━━━━━ STORED DATA

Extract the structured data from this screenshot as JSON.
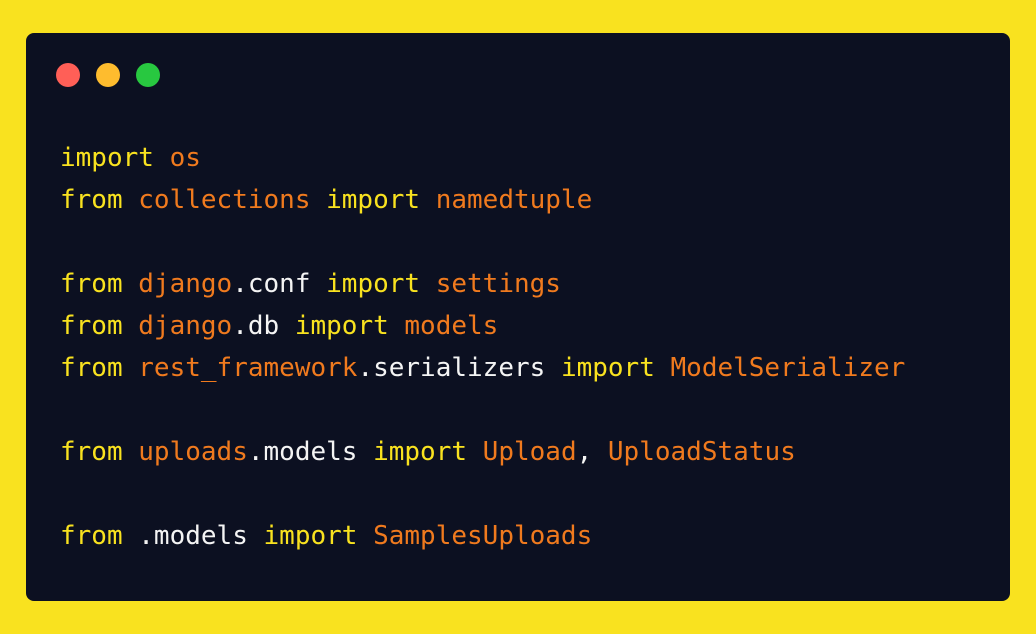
{
  "window": {
    "controls": [
      {
        "name": "close",
        "color": "#ff5f57"
      },
      {
        "name": "minimize",
        "color": "#febc2e"
      },
      {
        "name": "maximize",
        "color": "#28c840"
      }
    ]
  },
  "colors": {
    "background": "#f9e21f",
    "editor": "#0c1021",
    "keyword": "#f9e21f",
    "module": "#f07a1e",
    "plain": "#f4f4f4"
  },
  "code": {
    "lines": [
      [
        {
          "text": "import",
          "kind": "kw"
        },
        {
          "text": " ",
          "kind": "plain"
        },
        {
          "text": "os",
          "kind": "mod"
        }
      ],
      [
        {
          "text": "from",
          "kind": "kw"
        },
        {
          "text": " ",
          "kind": "plain"
        },
        {
          "text": "collections",
          "kind": "mod"
        },
        {
          "text": " ",
          "kind": "plain"
        },
        {
          "text": "import",
          "kind": "kw"
        },
        {
          "text": " ",
          "kind": "plain"
        },
        {
          "text": "namedtuple",
          "kind": "name"
        }
      ],
      [],
      [
        {
          "text": "from",
          "kind": "kw"
        },
        {
          "text": " ",
          "kind": "plain"
        },
        {
          "text": "django",
          "kind": "mod"
        },
        {
          "text": ".conf",
          "kind": "plain"
        },
        {
          "text": " ",
          "kind": "plain"
        },
        {
          "text": "import",
          "kind": "kw"
        },
        {
          "text": " ",
          "kind": "plain"
        },
        {
          "text": "settings",
          "kind": "name"
        }
      ],
      [
        {
          "text": "from",
          "kind": "kw"
        },
        {
          "text": " ",
          "kind": "plain"
        },
        {
          "text": "django",
          "kind": "mod"
        },
        {
          "text": ".db",
          "kind": "plain"
        },
        {
          "text": " ",
          "kind": "plain"
        },
        {
          "text": "import",
          "kind": "kw"
        },
        {
          "text": " ",
          "kind": "plain"
        },
        {
          "text": "models",
          "kind": "name"
        }
      ],
      [
        {
          "text": "from",
          "kind": "kw"
        },
        {
          "text": " ",
          "kind": "plain"
        },
        {
          "text": "rest_framework",
          "kind": "mod"
        },
        {
          "text": ".serializers",
          "kind": "plain"
        },
        {
          "text": " ",
          "kind": "plain"
        },
        {
          "text": "import",
          "kind": "kw"
        },
        {
          "text": " ",
          "kind": "plain"
        },
        {
          "text": "ModelSerializer",
          "kind": "name"
        }
      ],
      [],
      [
        {
          "text": "from",
          "kind": "kw"
        },
        {
          "text": " ",
          "kind": "plain"
        },
        {
          "text": "uploads",
          "kind": "mod"
        },
        {
          "text": ".models",
          "kind": "plain"
        },
        {
          "text": " ",
          "kind": "plain"
        },
        {
          "text": "import",
          "kind": "kw"
        },
        {
          "text": " ",
          "kind": "plain"
        },
        {
          "text": "Upload",
          "kind": "name"
        },
        {
          "text": ", ",
          "kind": "plain"
        },
        {
          "text": "UploadStatus",
          "kind": "name"
        }
      ],
      [],
      [
        {
          "text": "from",
          "kind": "kw"
        },
        {
          "text": " ",
          "kind": "plain"
        },
        {
          "text": ".models",
          "kind": "plain"
        },
        {
          "text": " ",
          "kind": "plain"
        },
        {
          "text": "import",
          "kind": "kw"
        },
        {
          "text": " ",
          "kind": "plain"
        },
        {
          "text": "SamplesUploads",
          "kind": "name"
        }
      ]
    ]
  }
}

━━━━━━━━━━

TASK GOAL -
Repeat the data exactly, dropping every picture it holds.

SOLUTION FOR THIS PROBLEM -
Extract the structured data from this screenshot as JSON.
{
  "window": {
    "controls": [
      {
        "name": "close",
        "color": "#ff5f57"
      },
      {
        "name": "minimize",
        "color": "#febc2e"
      },
      {
        "name": "maximize",
        "color": "#28c840"
      }
    ]
  },
  "colors": {
    "background": "#f9e21f",
    "editor": "#0c1021",
    "keyword": "#f9e21f",
    "module": "#f07a1e",
    "plain": "#f4f4f4"
  },
  "code": {
    "lines": [
      [
        {
          "text": "import",
          "kind": "kw"
        },
        {
          "text": " ",
          "kind": "plain"
        },
        {
          "text": "os",
          "kind": "mod"
        }
      ],
      [
        {
          "text": "from",
          "kind": "kw"
        },
        {
          "text": " ",
          "kind": "plain"
        },
        {
          "text": "collections",
          "kind": "mod"
        },
        {
          "text": " ",
          "kind": "plain"
        },
        {
          "text": "import",
          "kind": "kw"
        },
        {
          "text": " ",
          "kind": "plain"
        },
        {
          "text": "namedtuple",
          "kind": "name"
        }
      ],
      [],
      [
        {
          "text": "from",
          "kind": "kw"
        },
        {
          "text": " ",
          "kind": "plain"
        },
        {
          "text": "django",
          "kind": "mod"
        },
        {
          "text": ".conf",
          "kind": "plain"
        },
        {
          "text": " ",
          "kind": "plain"
        },
        {
          "text": "import",
          "kind": "kw"
        },
        {
          "text": " ",
          "kind": "plain"
        },
        {
          "text": "settings",
          "kind": "name"
        }
      ],
      [
        {
          "text": "from",
          "kind": "kw"
        },
        {
          "text": " ",
          "kind": "plain"
        },
        {
          "text": "django",
          "kind": "mod"
        },
        {
          "text": ".db",
          "kind": "plain"
        },
        {
          "text": " ",
          "kind": "plain"
        },
        {
          "text": "import",
          "kind": "kw"
        },
        {
          "text": " ",
          "kind": "plain"
        },
        {
          "text": "models",
          "kind": "name"
        }
      ],
      [
        {
          "text": "from",
          "kind": "kw"
        },
        {
          "text": " ",
          "kind": "plain"
        },
        {
          "text": "rest_framework",
          "kind": "mod"
        },
        {
          "text": ".serializers",
          "kind": "plain"
        },
        {
          "text": " ",
          "kind": "plain"
        },
        {
          "text": "import",
          "kind": "kw"
        },
        {
          "text": " ",
          "kind": "plain"
        },
        {
          "text": "ModelSerializer",
          "kind": "name"
        }
      ],
      [],
      [
        {
          "text": "from",
          "kind": "kw"
        },
        {
          "text": " ",
          "kind": "plain"
        },
        {
          "text": "uploads",
          "kind": "mod"
        },
        {
          "text": ".models",
          "kind": "plain"
        },
        {
          "text": " ",
          "kind": "plain"
        },
        {
          "text": "import",
          "kind": "kw"
        },
        {
          "text": " ",
          "kind": "plain"
        },
        {
          "text": "Upload",
          "kind": "name"
        },
        {
          "text": ", ",
          "kind": "plain"
        },
        {
          "text": "UploadStatus",
          "kind": "name"
        }
      ],
      [],
      [
        {
          "text": "from",
          "kind": "kw"
        },
        {
          "text": " ",
          "kind": "plain"
        },
        {
          "text": ".models",
          "kind": "plain"
        },
        {
          "text": " ",
          "kind": "plain"
        },
        {
          "text": "import",
          "kind": "kw"
        },
        {
          "text": " ",
          "kind": "plain"
        },
        {
          "text": "SamplesUploads",
          "kind": "name"
        }
      ]
    ]
  }
}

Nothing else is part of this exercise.